- GOAL: Each entry that follows is to be retyped exactly. Pictures do not belong in the copy.

────────────────────────────────────────

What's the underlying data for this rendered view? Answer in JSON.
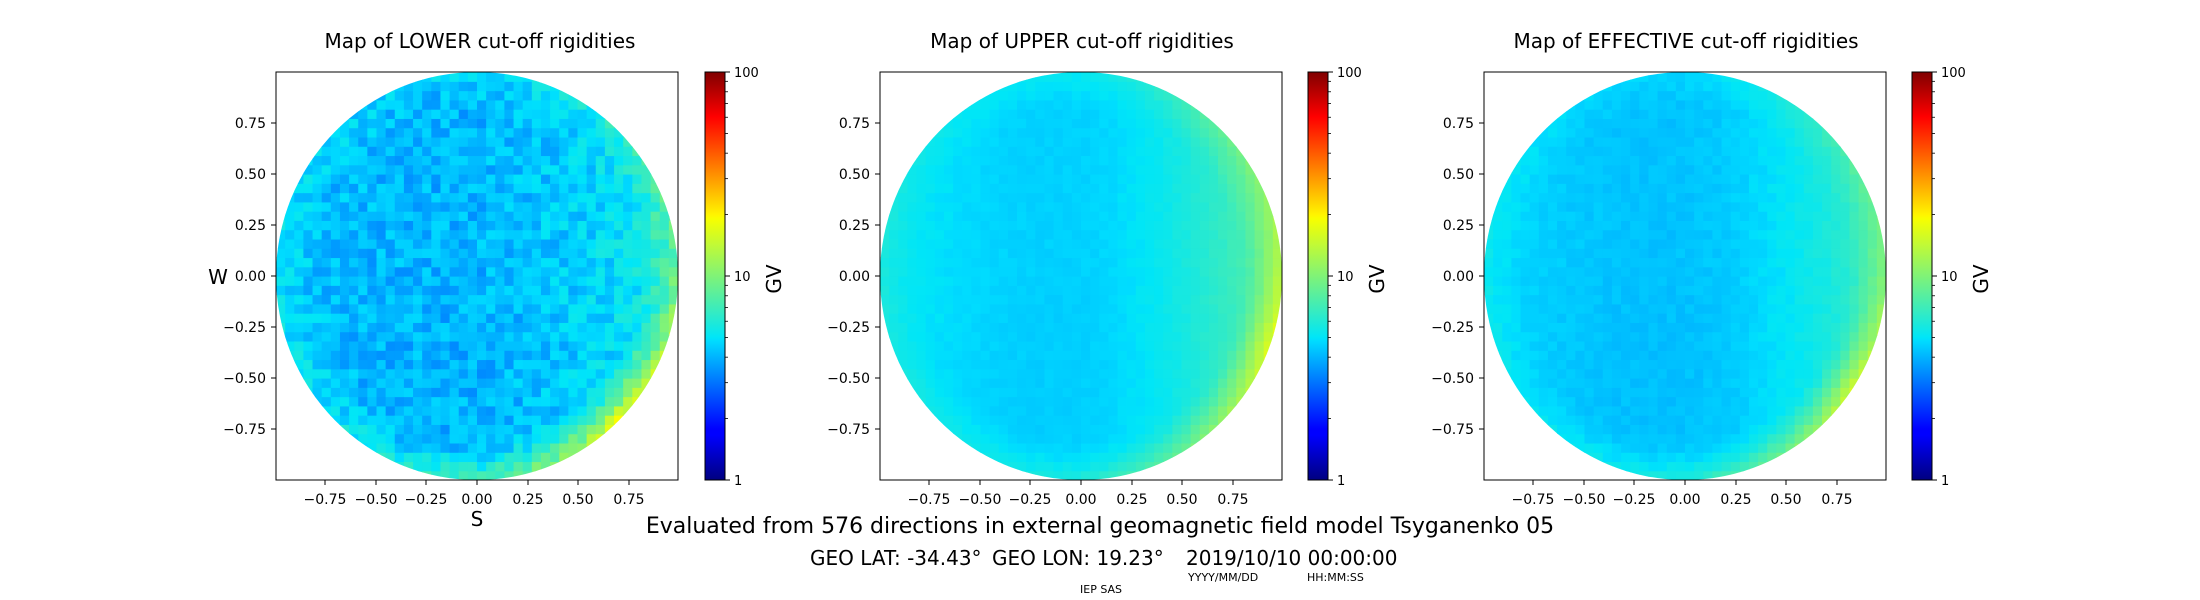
{
  "chart_data": [
    {
      "type": "heatmap",
      "title": "Map of LOWER cut-off rigidities",
      "xlabel": "S",
      "ylabel": "W",
      "xticks": [
        "−0.75",
        "−0.50",
        "−0.25",
        "0.00",
        "0.25",
        "0.50",
        "0.75"
      ],
      "yticks": [
        "0.75",
        "0.50",
        "0.25",
        "0.00",
        "−0.25",
        "−0.50",
        "−0.75"
      ],
      "xlim": [
        -1,
        1
      ],
      "ylim": [
        -1,
        1
      ],
      "colorbar": {
        "label": "GV",
        "scale": "log",
        "range": [
          1,
          100
        ],
        "ticks": [
          "100",
          "10",
          "1"
        ]
      },
      "field": {
        "base": 4.1,
        "west_gain": -0.9,
        "east_gain": 1.2,
        "rim_gain": 40,
        "rim_center": [
          0.72,
          -0.72
        ],
        "noise": 0.35
      }
    },
    {
      "type": "heatmap",
      "title": "Map of UPPER cut-off rigidities",
      "xlabel": "",
      "ylabel": "",
      "xticks": [
        "−0.75",
        "−0.50",
        "−0.25",
        "0.00",
        "0.25",
        "0.50",
        "0.75"
      ],
      "yticks": [
        "0.75",
        "0.50",
        "0.25",
        "0.00",
        "−0.25",
        "−0.50",
        "−0.75"
      ],
      "xlim": [
        -1,
        1
      ],
      "ylim": [
        -1,
        1
      ],
      "colorbar": {
        "label": "GV",
        "scale": "log",
        "range": [
          1,
          100
        ],
        "ticks": [
          "100",
          "10",
          "1"
        ]
      },
      "field": {
        "base": 4.6,
        "west_gain": -1.4,
        "east_gain": 3.2,
        "rim_gain": 30,
        "rim_center": [
          0.85,
          -0.3
        ],
        "noise": 0.05
      }
    },
    {
      "type": "heatmap",
      "title": "Map of EFFECTIVE cut-off rigidities",
      "xlabel": "",
      "ylabel": "",
      "xticks": [
        "−0.75",
        "−0.50",
        "−0.25",
        "0.00",
        "0.25",
        "0.50",
        "0.75"
      ],
      "yticks": [
        "0.75",
        "0.50",
        "0.25",
        "0.00",
        "−0.25",
        "−0.50",
        "−0.75"
      ],
      "xlim": [
        -1,
        1
      ],
      "ylim": [
        -1,
        1
      ],
      "colorbar": {
        "label": "GV",
        "scale": "log",
        "range": [
          1,
          100
        ],
        "ticks": [
          "100",
          "10",
          "1"
        ]
      },
      "field": {
        "base": 4.3,
        "west_gain": -1.2,
        "east_gain": 2.2,
        "rim_gain": 28,
        "rim_center": [
          0.8,
          -0.55
        ],
        "noise": 0.08
      }
    }
  ],
  "footer": {
    "evaluated": "Evaluated from 576 directions in external geomagnetic field model Tsyganenko 05",
    "geo_lat": "GEO LAT: -34.43°",
    "geo_lon": "GEO LON: 19.23°",
    "datetime": "2019/10/10 00:00:00",
    "date_format": "YYYY/MM/DD",
    "time_format": "HH:MM:SS",
    "institute": "IEP SAS"
  }
}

────────────────────────────────────────

- TASK RESPONSE:
What's the underlying data for this rendered view? Answer in JSON.
{
  "chart_data": [
    {
      "type": "heatmap",
      "title": "Map of LOWER cut-off rigidities",
      "xlabel": "S",
      "ylabel": "W",
      "xticks": [
        "−0.75",
        "−0.50",
        "−0.25",
        "0.00",
        "0.25",
        "0.50",
        "0.75"
      ],
      "yticks": [
        "0.75",
        "0.50",
        "0.25",
        "0.00",
        "−0.25",
        "−0.50",
        "−0.75"
      ],
      "xlim": [
        -1,
        1
      ],
      "ylim": [
        -1,
        1
      ],
      "colorbar": {
        "label": "GV",
        "scale": "log",
        "range": [
          1,
          100
        ],
        "ticks": [
          "100",
          "10",
          "1"
        ]
      },
      "field": {
        "base": 4.1,
        "west_gain": -0.9,
        "east_gain": 1.2,
        "rim_gain": 40,
        "rim_center": [
          0.72,
          -0.72
        ],
        "noise": 0.35
      }
    },
    {
      "type": "heatmap",
      "title": "Map of UPPER cut-off rigidities",
      "xlabel": "",
      "ylabel": "",
      "xticks": [
        "−0.75",
        "−0.50",
        "−0.25",
        "0.00",
        "0.25",
        "0.50",
        "0.75"
      ],
      "yticks": [
        "0.75",
        "0.50",
        "0.25",
        "0.00",
        "−0.25",
        "−0.50",
        "−0.75"
      ],
      "xlim": [
        -1,
        1
      ],
      "ylim": [
        -1,
        1
      ],
      "colorbar": {
        "label": "GV",
        "scale": "log",
        "range": [
          1,
          100
        ],
        "ticks": [
          "100",
          "10",
          "1"
        ]
      },
      "field": {
        "base": 4.6,
        "west_gain": -1.4,
        "east_gain": 3.2,
        "rim_gain": 30,
        "rim_center": [
          0.85,
          -0.3
        ],
        "noise": 0.05
      }
    },
    {
      "type": "heatmap",
      "title": "Map of EFFECTIVE cut-off rigidities",
      "xlabel": "",
      "ylabel": "",
      "xticks": [
        "−0.75",
        "−0.50",
        "−0.25",
        "0.00",
        "0.25",
        "0.50",
        "0.75"
      ],
      "yticks": [
        "0.75",
        "0.50",
        "0.25",
        "0.00",
        "−0.25",
        "−0.50",
        "−0.75"
      ],
      "xlim": [
        -1,
        1
      ],
      "ylim": [
        -1,
        1
      ],
      "colorbar": {
        "label": "GV",
        "scale": "log",
        "range": [
          1,
          100
        ],
        "ticks": [
          "100",
          "10",
          "1"
        ]
      },
      "field": {
        "base": 4.3,
        "west_gain": -1.2,
        "east_gain": 2.2,
        "rim_gain": 28,
        "rim_center": [
          0.8,
          -0.55
        ],
        "noise": 0.08
      }
    }
  ],
  "footer": {
    "evaluated": "Evaluated from 576 directions in external geomagnetic field model Tsyganenko 05",
    "geo_lat": "GEO LAT: -34.43°",
    "geo_lon": "GEO LON: 19.23°",
    "datetime": "2019/10/10 00:00:00",
    "date_format": "YYYY/MM/DD",
    "time_format": "HH:MM:SS",
    "institute": "IEP SAS"
  }
}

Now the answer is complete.